* _Stored records_:
-----

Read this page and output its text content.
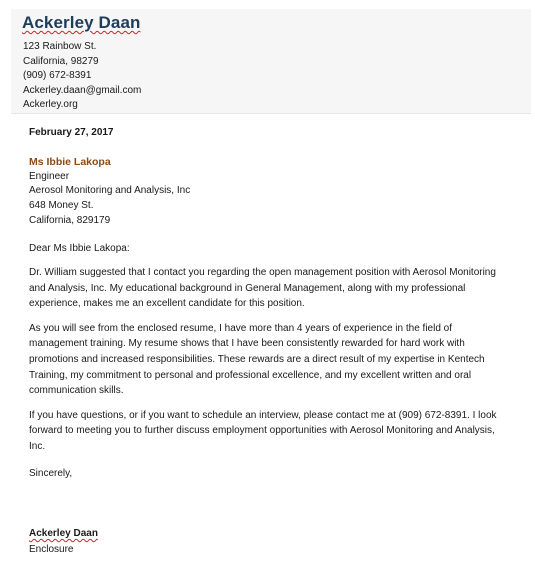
Ackerley Daan
123 Rainbow St.
California, 98279
(909) 672-8391
Ackerley.daan@gmail.com
Ackerley.org
February 27, 2017
Ms Ibbie Lakopa
Engineer
Aerosol Monitoring and Analysis, Inc
648 Money St.
California, 829179
Dear Ms Ibbie Lakopa:

Dr. William suggested that I contact you regarding the open management position with Aerosol Monitoring and Analysis, Inc. My educational background in General Management, along with my professional experience, makes me an excellent candidate for this position.

As you will see from the enclosed resume, I have more than 4 years of experience in the field of management training. My resume shows that I have been consistently rewarded for hard work with promotions and increased responsibilities. These rewards are a direct result of my expertise in Kentech Training, my commitment to personal and professional excellence, and my excellent written and oral communication skills.

If you have questions, or if you want to schedule an interview, please contact me at (909) 672-8391. I look forward to meeting you to further discuss employment opportunities with Aerosol Monitoring and Analysis, Inc.

Sincerely,
Ackerley Daan
Enclosure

-----

* _Problem statement_: Pick out the lines containing the word "this" and show them.

* _Worked solution_:
Read this page and output its text content.
Dr. William suggested that I contact you regarding the open management position with Aerosol Monitoring and Analysis, Inc. My educational background in General Management, along with my professional experience, makes me an excellent candidate for this position.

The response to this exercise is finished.